* start Given entries *

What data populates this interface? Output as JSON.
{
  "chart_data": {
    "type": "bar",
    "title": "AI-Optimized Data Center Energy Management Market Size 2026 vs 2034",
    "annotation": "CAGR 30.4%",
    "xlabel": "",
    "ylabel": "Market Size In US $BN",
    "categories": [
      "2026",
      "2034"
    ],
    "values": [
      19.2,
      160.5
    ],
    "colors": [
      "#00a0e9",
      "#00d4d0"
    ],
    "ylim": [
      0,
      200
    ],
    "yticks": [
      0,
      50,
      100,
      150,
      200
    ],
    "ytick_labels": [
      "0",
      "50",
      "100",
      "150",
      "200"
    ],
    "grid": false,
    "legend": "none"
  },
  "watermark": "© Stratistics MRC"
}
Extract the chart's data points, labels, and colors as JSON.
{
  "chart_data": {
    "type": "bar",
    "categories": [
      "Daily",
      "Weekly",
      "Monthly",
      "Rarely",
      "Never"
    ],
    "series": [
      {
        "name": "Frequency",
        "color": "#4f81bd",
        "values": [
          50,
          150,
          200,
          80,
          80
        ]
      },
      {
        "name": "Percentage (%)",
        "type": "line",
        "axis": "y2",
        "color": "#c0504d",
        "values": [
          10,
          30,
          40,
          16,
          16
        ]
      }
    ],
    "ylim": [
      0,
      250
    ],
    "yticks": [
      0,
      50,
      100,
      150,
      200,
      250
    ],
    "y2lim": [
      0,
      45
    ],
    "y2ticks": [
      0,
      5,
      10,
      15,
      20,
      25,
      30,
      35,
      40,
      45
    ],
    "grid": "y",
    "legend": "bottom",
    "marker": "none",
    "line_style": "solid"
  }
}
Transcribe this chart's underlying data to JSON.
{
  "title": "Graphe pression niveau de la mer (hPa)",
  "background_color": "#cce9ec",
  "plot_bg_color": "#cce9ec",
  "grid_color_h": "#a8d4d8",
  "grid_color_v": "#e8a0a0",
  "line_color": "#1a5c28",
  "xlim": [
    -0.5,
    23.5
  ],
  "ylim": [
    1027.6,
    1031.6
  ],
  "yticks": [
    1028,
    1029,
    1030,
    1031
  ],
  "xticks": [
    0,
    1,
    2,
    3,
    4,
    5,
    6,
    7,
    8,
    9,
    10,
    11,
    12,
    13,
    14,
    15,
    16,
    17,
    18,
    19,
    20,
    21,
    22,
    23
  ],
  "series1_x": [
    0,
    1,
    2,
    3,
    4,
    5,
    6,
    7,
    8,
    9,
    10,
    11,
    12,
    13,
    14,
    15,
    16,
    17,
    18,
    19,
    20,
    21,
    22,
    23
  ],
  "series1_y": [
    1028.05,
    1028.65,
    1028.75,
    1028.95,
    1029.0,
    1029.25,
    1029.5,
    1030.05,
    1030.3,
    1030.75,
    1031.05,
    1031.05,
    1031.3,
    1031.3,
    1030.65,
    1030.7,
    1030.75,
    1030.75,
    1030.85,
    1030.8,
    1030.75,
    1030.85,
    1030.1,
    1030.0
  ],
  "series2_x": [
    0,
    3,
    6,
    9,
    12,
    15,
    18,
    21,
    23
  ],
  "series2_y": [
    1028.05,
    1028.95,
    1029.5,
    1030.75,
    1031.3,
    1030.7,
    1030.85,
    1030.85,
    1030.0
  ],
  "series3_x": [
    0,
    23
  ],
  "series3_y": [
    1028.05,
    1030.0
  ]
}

* end Given entries *

Your task is to gather every line with the word "title" and copy it.

    "title": "AI-Optimized Data Center Energy Management Market Size 2026 vs 2034",
  "title": "Graphe pression niveau de la mer (hPa)",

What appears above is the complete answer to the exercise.